Work instructions: Take the material below and write it all out again exactly.

[Data entries]
------------------------------------------------------------------------

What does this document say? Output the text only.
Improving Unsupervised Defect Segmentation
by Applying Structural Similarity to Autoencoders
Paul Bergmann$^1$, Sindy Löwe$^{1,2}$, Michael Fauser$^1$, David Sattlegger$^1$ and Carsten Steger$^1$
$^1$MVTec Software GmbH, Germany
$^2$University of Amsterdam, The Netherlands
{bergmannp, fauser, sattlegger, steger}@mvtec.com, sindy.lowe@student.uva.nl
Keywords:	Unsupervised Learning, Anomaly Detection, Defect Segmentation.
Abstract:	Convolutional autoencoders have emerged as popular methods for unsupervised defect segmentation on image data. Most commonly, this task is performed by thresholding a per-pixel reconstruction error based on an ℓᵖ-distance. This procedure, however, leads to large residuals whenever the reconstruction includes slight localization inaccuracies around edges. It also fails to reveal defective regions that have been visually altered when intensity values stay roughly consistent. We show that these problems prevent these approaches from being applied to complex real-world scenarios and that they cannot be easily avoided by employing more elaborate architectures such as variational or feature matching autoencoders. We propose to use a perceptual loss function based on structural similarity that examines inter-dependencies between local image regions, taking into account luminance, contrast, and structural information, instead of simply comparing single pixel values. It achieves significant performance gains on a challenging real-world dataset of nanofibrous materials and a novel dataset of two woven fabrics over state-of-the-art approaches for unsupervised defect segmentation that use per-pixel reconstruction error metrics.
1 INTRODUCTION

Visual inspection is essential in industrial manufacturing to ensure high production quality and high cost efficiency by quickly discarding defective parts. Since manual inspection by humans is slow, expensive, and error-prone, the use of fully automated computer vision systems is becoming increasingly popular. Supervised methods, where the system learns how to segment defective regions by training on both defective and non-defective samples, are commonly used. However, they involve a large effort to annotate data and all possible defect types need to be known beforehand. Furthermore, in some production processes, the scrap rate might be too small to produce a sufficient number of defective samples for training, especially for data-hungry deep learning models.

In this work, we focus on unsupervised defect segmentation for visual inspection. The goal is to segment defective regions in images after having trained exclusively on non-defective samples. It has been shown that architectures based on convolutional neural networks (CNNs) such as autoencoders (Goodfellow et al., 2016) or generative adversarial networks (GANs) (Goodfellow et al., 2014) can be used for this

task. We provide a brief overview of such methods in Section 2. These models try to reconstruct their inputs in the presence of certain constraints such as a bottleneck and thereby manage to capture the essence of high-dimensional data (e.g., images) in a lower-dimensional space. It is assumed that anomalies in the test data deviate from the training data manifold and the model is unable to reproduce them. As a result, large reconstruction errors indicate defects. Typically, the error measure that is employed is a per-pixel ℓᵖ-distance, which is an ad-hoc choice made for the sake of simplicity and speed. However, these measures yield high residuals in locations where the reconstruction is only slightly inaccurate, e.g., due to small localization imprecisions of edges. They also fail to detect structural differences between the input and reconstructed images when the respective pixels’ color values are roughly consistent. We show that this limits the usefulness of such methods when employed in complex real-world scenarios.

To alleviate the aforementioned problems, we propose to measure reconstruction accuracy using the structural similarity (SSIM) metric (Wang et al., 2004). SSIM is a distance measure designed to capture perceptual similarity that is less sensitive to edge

------------------------------------------------------------------------

Solution to this problem:
What does this document say? Output the text only.
Improving Unsupervised Defect Segmentation
by Applying Structural Similarity to Autoencoders
Paul Bergmann$^1$, Sindy Löwe$^{1,2}$, Michael Fauser$^1$, David Sattlegger$^1$ and Carsten Steger$^1$
$^1$MVTec Software GmbH, Germany
$^2$University of Amsterdam, The Netherlands
{bergmannp, fauser, sattlegger, steger}@mvtec.com, sindy.lowe@student.uva.nl
Keywords:	Unsupervised Learning, Anomaly Detection, Defect Segmentation.
Abstract:	Convolutional autoencoders have emerged as popular methods for unsupervised defect segmentation on image data. Most commonly, this task is performed by thresholding a per-pixel reconstruction error based on an ℓᵖ-distance. This procedure, however, leads to large residuals whenever the reconstruction includes slight localization inaccuracies around edges. It also fails to reveal defective regions that have been visually altered when intensity values stay roughly consistent. We show that these problems prevent these approaches from being applied to complex real-world scenarios and that they cannot be easily avoided by employing more elaborate architectures such as variational or feature matching autoencoders. We propose to use a perceptual loss function based on structural similarity that examines inter-dependencies between local image regions, taking into account luminance, contrast, and structural information, instead of simply comparing single pixel values. It achieves significant performance gains on a challenging real-world dataset of nanofibrous materials and a novel dataset of two woven fabrics over state-of-the-art approaches for unsupervised defect segmentation that use per-pixel reconstruction error metrics.
1 INTRODUCTION

Visual inspection is essential in industrial manufacturing to ensure high production quality and high cost efficiency by quickly discarding defective parts. Since manual inspection by humans is slow, expensive, and error-prone, the use of fully automated computer vision systems is becoming increasingly popular. Supervised methods, where the system learns how to segment defective regions by training on both defective and non-defective samples, are commonly used. However, they involve a large effort to annotate data and all possible defect types need to be known beforehand. Furthermore, in some production processes, the scrap rate might be too small to produce a sufficient number of defective samples for training, especially for data-hungry deep learning models.

In this work, we focus on unsupervised defect segmentation for visual inspection. The goal is to segment defective regions in images after having trained exclusively on non-defective samples. It has been shown that architectures based on convolutional neural networks (CNNs) such as autoencoders (Goodfellow et al., 2016) or generative adversarial networks (GANs) (Goodfellow et al., 2014) can be used for this

task. We provide a brief overview of such methods in Section 2. These models try to reconstruct their inputs in the presence of certain constraints such as a bottleneck and thereby manage to capture the essence of high-dimensional data (e.g., images) in a lower-dimensional space. It is assumed that anomalies in the test data deviate from the training data manifold and the model is unable to reproduce them. As a result, large reconstruction errors indicate defects. Typically, the error measure that is employed is a per-pixel ℓᵖ-distance, which is an ad-hoc choice made for the sake of simplicity and speed. However, these measures yield high residuals in locations where the reconstruction is only slightly inaccurate, e.g., due to small localization imprecisions of edges. They also fail to detect structural differences between the input and reconstructed images when the respective pixels’ color values are roughly consistent. We show that this limits the usefulness of such methods when employed in complex real-world scenarios.

To alleviate the aforementioned problems, we propose to measure reconstruction accuracy using the structural similarity (SSIM) metric (Wang et al., 2004). SSIM is a distance measure designed to capture perceptual similarity that is less sensitive to edge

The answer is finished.